Data entries
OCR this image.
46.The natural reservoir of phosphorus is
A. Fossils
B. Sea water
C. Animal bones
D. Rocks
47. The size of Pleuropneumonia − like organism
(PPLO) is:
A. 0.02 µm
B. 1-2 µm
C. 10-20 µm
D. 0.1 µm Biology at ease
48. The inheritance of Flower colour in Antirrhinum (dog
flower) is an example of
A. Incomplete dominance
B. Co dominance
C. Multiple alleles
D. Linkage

=== Task brief ===
Output all of the material exactly as written.

=== Answer to this exercise ===
OCR this image.
46.The natural reservoir of phosphorus is
A. Fossils
B. Sea water
C. Animal bones
D. Rocks
47. The size of Pleuropneumonia − like organism
(PPLO) is:
A. 0.02 µm
B. 1-2 µm
C. 10-20 µm
D. 0.1 µm Biology at ease
48. The inheritance of Flower colour in Antirrhinum (dog
flower) is an example of
A. Incomplete dominance
B. Co dominance
C. Multiple alleles
D. Linkage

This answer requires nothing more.